═══ Recorded data ═══

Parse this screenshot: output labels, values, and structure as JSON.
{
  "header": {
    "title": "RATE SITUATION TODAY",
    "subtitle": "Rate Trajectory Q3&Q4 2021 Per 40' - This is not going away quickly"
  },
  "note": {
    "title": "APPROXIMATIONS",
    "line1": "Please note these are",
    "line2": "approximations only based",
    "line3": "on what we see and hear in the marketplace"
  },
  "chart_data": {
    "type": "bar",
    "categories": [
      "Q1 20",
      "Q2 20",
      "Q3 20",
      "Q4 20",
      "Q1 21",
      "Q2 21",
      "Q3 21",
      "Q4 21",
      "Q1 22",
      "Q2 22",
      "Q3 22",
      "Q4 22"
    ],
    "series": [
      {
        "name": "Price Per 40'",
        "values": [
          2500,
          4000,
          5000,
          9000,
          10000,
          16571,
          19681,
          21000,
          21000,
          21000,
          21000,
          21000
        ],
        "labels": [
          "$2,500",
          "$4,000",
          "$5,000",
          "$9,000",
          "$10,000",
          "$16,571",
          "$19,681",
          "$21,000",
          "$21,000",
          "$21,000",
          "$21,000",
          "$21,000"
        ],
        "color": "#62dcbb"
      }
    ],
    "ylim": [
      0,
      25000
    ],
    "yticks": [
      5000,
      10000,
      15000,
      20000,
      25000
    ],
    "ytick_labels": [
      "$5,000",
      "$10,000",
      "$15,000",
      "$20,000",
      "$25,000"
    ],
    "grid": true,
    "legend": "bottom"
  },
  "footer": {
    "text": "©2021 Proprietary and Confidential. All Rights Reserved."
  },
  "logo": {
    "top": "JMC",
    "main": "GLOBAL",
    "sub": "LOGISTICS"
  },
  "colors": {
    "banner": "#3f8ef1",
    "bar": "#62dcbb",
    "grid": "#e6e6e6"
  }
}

═══

▶ Job: Could you transcribe the records in full, exactly?

▶ Expected answer:
Parse this screenshot: output labels, values, and structure as JSON.
{
  "header": {
    "title": "RATE SITUATION TODAY",
    "subtitle": "Rate Trajectory Q3&Q4 2021 Per 40' - This is not going away quickly"
  },
  "note": {
    "title": "APPROXIMATIONS",
    "line1": "Please note these are",
    "line2": "approximations only based",
    "line3": "on what we see and hear in the marketplace"
  },
  "chart_data": {
    "type": "bar",
    "categories": [
      "Q1 20",
      "Q2 20",
      "Q3 20",
      "Q4 20",
      "Q1 21",
      "Q2 21",
      "Q3 21",
      "Q4 21",
      "Q1 22",
      "Q2 22",
      "Q3 22",
      "Q4 22"
    ],
    "series": [
      {
        "name": "Price Per 40'",
        "values": [
          2500,
          4000,
          5000,
          9000,
          10000,
          16571,
          19681,
          21000,
          21000,
          21000,
          21000,
          21000
        ],
        "labels": [
          "$2,500",
          "$4,000",
          "$5,000",
          "$9,000",
          "$10,000",
          "$16,571",
          "$19,681",
          "$21,000",
          "$21,000",
          "$21,000",
          "$21,000",
          "$21,000"
        ],
        "color": "#62dcbb"
      }
    ],
    "ylim": [
      0,
      25000
    ],
    "yticks": [
      5000,
      10000,
      15000,
      20000,
      25000
    ],
    "ytick_labels": [
      "$5,000",
      "$10,000",
      "$15,000",
      "$20,000",
      "$25,000"
    ],
    "grid": true,
    "legend": "bottom"
  },
  "footer": {
    "text": "©2021 Proprietary and Confidential. All Rights Reserved."
  },
  "logo": {
    "top": "JMC",
    "main": "GLOBAL",
    "sub": "LOGISTICS"
  },
  "colors": {
    "banner": "#3f8ef1",
    "bar": "#62dcbb",
    "grid": "#e6e6e6"
  }
}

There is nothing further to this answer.